▸ WHAT TO DO:
Go through the material and pull out every line with the string "page" in it.

▸ SUPPLIED DATA:
________________________
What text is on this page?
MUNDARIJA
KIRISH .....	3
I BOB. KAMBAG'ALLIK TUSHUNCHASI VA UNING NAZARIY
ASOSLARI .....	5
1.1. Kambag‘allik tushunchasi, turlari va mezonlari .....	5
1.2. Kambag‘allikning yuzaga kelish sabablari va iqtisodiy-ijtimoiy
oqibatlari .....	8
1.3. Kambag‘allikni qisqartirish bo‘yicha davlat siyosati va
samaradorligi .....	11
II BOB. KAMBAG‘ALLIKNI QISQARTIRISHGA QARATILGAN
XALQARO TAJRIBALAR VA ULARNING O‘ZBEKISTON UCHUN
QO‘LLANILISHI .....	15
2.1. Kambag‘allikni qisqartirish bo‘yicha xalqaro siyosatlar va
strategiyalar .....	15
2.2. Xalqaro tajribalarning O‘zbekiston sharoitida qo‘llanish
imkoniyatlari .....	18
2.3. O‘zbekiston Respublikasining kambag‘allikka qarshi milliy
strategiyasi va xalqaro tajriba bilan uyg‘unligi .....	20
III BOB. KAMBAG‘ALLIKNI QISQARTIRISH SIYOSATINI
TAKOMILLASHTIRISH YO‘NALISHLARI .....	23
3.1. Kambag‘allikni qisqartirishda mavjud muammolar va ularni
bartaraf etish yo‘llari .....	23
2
________________________
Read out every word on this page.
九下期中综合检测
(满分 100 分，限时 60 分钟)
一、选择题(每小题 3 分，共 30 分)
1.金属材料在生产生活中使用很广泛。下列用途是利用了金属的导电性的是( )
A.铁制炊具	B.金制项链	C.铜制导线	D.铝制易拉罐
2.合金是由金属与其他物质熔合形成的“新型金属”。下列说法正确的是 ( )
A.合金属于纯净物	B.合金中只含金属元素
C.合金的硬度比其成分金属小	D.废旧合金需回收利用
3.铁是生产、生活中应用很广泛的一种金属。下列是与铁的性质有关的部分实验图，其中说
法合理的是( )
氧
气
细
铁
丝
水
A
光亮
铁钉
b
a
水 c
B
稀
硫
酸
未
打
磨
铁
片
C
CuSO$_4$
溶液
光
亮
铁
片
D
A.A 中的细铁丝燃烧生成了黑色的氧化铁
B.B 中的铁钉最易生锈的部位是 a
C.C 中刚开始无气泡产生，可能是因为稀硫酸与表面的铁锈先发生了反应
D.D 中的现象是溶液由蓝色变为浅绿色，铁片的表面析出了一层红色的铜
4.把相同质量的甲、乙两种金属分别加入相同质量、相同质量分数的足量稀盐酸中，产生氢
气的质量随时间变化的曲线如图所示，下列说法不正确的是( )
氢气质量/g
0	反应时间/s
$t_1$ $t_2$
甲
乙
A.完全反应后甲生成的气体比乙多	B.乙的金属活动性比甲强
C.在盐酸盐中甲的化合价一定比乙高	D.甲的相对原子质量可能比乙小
________________________
▸ ANSWER:
What text is on this page?
Read out every word on this page.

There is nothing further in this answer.